■ Task brief
Output the entries verbatim, including every line.

===== Data for this exercise =====

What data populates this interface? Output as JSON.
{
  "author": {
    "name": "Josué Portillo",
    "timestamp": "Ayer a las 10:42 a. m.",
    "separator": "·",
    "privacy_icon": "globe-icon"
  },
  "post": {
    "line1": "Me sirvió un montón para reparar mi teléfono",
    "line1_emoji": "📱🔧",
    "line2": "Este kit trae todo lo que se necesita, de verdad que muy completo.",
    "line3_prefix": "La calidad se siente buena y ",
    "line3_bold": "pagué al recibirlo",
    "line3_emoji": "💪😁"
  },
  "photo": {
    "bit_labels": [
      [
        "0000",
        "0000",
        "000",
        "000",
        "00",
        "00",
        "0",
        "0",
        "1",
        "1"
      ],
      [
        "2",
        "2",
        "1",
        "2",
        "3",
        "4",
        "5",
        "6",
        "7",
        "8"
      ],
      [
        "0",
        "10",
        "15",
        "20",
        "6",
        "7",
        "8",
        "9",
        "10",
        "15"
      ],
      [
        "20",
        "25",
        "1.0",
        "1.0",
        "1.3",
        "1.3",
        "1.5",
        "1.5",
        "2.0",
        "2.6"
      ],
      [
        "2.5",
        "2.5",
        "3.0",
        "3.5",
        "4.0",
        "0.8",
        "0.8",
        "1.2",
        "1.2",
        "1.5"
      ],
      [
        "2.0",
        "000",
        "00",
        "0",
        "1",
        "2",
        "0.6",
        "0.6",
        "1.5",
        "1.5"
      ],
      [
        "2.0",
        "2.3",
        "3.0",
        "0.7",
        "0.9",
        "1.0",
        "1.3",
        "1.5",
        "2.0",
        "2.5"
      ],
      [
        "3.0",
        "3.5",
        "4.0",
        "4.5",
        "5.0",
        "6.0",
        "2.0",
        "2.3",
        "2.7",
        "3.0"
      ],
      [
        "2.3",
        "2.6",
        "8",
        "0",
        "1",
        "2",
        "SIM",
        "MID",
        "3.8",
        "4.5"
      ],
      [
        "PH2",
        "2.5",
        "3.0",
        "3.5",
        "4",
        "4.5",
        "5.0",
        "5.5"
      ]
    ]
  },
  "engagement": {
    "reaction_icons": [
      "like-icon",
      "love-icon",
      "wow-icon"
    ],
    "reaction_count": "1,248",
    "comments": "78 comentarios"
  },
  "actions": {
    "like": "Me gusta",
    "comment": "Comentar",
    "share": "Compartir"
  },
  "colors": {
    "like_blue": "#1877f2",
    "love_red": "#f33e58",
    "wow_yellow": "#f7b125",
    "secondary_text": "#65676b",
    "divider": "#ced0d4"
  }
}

=====

■ Answer below
What data populates this interface? Output as JSON.
{
  "author": {
    "name": "Josué Portillo",
    "timestamp": "Ayer a las 10:42 a. m.",
    "separator": "·",
    "privacy_icon": "globe-icon"
  },
  "post": {
    "line1": "Me sirvió un montón para reparar mi teléfono",
    "line1_emoji": "📱🔧",
    "line2": "Este kit trae todo lo que se necesita, de verdad que muy completo.",
    "line3_prefix": "La calidad se siente buena y ",
    "line3_bold": "pagué al recibirlo",
    "line3_emoji": "💪😁"
  },
  "photo": {
    "bit_labels": [
      [
        "0000",
        "0000",
        "000",
        "000",
        "00",
        "00",
        "0",
        "0",
        "1",
        "1"
      ],
      [
        "2",
        "2",
        "1",
        "2",
        "3",
        "4",
        "5",
        "6",
        "7",
        "8"
      ],
      [
        "0",
        "10",
        "15",
        "20",
        "6",
        "7",
        "8",
        "9",
        "10",
        "15"
      ],
      [
        "20",
        "25",
        "1.0",
        "1.0",
        "1.3",
        "1.3",
        "1.5",
        "1.5",
        "2.0",
        "2.6"
      ],
      [
        "2.5",
        "2.5",
        "3.0",
        "3.5",
        "4.0",
        "0.8",
        "0.8",
        "1.2",
        "1.2",
        "1.5"
      ],
      [
        "2.0",
        "000",
        "00",
        "0",
        "1",
        "2",
        "0.6",
        "0.6",
        "1.5",
        "1.5"
      ],
      [
        "2.0",
        "2.3",
        "3.0",
        "0.7",
        "0.9",
        "1.0",
        "1.3",
        "1.5",
        "2.0",
        "2.5"
      ],
      [
        "3.0",
        "3.5",
        "4.0",
        "4.5",
        "5.0",
        "6.0",
        "2.0",
        "2.3",
        "2.7",
        "3.0"
      ],
      [
        "2.3",
        "2.6",
        "8",
        "0",
        "1",
        "2",
        "SIM",
        "MID",
        "3.8",
        "4.5"
      ],
      [
        "PH2",
        "2.5",
        "3.0",
        "3.5",
        "4",
        "4.5",
        "5.0",
        "5.5"
      ]
    ]
  },
  "engagement": {
    "reaction_icons": [
      "like-icon",
      "love-icon",
      "wow-icon"
    ],
    "reaction_count": "1,248",
    "comments": "78 comentarios"
  },
  "actions": {
    "like": "Me gusta",
    "comment": "Comentar",
    "share": "Compartir"
  },
  "colors": {
    "like_blue": "#1877f2",
    "love_red": "#f33e58",
    "wow_yellow": "#f7b125",
    "secondary_text": "#65676b",
    "divider": "#ced0d4"
  }
}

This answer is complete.